Mais le tableau n’est pas tout sombre et il y a bien quelques moments heureux dans cette traversée. Ainsi la pièce de Bruno Pédurand. Cet artiste Guadeloupéen montre Vanités, une série de 15 « prélèvements », images hautes en couleurs d’un inquiétant bestiaire, scalps de revues et magazines de mode. Un des temps forts de l’exposition (p. 132 du cat.). Comme la pièce d’Alex Burke, une installation de 47 poupées emmaillotées de tissus multicolores et disposées en gradin, qui imposent leur présence (p. 134 du cat.). Inspiré des ombres chinoises, le théâtre d’ombres vidéo de Kara Walker, l’Afro-Américaine dont le personnage féminin joue de manière perverse à inverser les rapports de domination sexuelle face à des hommes Blancs (pp. 12-13 du cat.). Avec Triptika Jean-Yves Adelo présente une installation vidéo assez réussie en forme de triptyque mêlant notamment des images et des sons puisant dans la tradition du gwoka (musique traditionnelle au tambour de Guadeloupe, tirant ses origines de l’univers plantationnaire).

→ **EXTRAITS DE DONNÉES**:
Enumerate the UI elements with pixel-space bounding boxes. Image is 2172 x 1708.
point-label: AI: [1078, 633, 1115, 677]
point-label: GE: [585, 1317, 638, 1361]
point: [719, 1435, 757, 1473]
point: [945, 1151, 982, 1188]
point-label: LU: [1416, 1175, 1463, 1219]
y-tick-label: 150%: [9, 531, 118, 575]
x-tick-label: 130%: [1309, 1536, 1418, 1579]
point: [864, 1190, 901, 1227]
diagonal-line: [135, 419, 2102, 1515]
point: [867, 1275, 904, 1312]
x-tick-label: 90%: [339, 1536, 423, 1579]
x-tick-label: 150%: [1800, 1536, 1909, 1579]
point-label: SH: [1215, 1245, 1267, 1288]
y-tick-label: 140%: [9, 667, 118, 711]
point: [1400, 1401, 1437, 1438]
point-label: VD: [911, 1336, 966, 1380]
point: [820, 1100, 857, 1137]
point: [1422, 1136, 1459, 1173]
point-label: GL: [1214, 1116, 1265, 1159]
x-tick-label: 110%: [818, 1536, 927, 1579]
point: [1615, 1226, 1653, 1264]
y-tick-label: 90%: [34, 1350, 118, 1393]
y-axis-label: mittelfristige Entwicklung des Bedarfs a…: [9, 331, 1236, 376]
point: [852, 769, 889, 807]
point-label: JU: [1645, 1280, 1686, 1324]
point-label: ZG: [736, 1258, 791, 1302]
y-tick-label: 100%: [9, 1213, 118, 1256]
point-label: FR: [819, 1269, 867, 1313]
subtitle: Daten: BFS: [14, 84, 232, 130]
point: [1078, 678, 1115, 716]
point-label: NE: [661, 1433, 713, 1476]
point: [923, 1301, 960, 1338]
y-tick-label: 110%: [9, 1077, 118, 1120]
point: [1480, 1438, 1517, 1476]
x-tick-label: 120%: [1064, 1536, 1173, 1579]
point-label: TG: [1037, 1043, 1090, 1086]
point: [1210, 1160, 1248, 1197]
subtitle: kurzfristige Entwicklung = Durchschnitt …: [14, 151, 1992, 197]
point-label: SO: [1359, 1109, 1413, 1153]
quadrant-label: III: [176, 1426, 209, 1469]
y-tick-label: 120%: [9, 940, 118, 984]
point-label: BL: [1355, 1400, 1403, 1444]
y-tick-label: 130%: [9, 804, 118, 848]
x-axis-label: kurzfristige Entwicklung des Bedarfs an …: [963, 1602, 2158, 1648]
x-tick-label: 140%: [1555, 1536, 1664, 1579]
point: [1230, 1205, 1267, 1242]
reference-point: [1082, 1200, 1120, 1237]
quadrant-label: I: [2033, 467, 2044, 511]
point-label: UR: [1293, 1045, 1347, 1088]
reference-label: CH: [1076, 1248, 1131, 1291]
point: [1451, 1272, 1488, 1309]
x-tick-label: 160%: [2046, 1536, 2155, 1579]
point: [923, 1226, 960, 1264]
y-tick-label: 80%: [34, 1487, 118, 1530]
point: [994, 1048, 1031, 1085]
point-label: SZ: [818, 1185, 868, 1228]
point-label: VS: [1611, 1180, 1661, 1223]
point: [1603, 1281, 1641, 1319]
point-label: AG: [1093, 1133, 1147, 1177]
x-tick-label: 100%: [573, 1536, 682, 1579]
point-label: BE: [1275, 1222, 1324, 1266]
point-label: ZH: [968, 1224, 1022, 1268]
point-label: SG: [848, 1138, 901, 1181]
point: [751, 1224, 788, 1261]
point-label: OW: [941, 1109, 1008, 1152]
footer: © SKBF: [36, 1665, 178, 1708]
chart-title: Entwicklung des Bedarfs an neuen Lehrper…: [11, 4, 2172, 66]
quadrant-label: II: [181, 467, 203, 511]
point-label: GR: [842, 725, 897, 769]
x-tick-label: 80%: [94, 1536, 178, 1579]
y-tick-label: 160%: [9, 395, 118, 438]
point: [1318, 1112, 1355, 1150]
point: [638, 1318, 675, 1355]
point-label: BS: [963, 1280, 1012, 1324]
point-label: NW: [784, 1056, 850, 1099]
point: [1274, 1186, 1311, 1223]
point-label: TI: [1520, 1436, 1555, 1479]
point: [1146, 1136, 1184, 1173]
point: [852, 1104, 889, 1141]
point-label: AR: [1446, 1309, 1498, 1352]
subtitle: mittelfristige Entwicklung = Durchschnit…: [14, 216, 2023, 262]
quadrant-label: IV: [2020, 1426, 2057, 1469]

→ **CONSIGNE**:
Prolongez le texte sur l'exposition après sa dernière phrase.

→ **RÉPONSE RÉDIGÉE**:
Battant déjà les pavés de l’esplanade de la Grande Halle en quittant l’exposition, le visiteur se demande pour qui elle fut pensée. L’art en cette saison créole souffre-t-il du fait que les concepteurs de cette Factory aient voulu présenter les mondes créoles aux Français de l’Hexagone supposés les mal connaître. Ce mélange des genres serait-il légitimé par les mélanges opérant dans ces lieux de l’imprévisible ? La stratégie hybride de l’exposition ne contente personne : ni le public averti de l’art, pas plus les néophytes. N’est-il pas déjà venu, le temps de montrer les artistes des Caraïbes et du reste du monde non occidental au même titre que leurs homologues Européens ou Américains ? Enfin, se dire que le propos d’une exposition d’art doit rester centré sur l’art, car tout le reste est tout le reste.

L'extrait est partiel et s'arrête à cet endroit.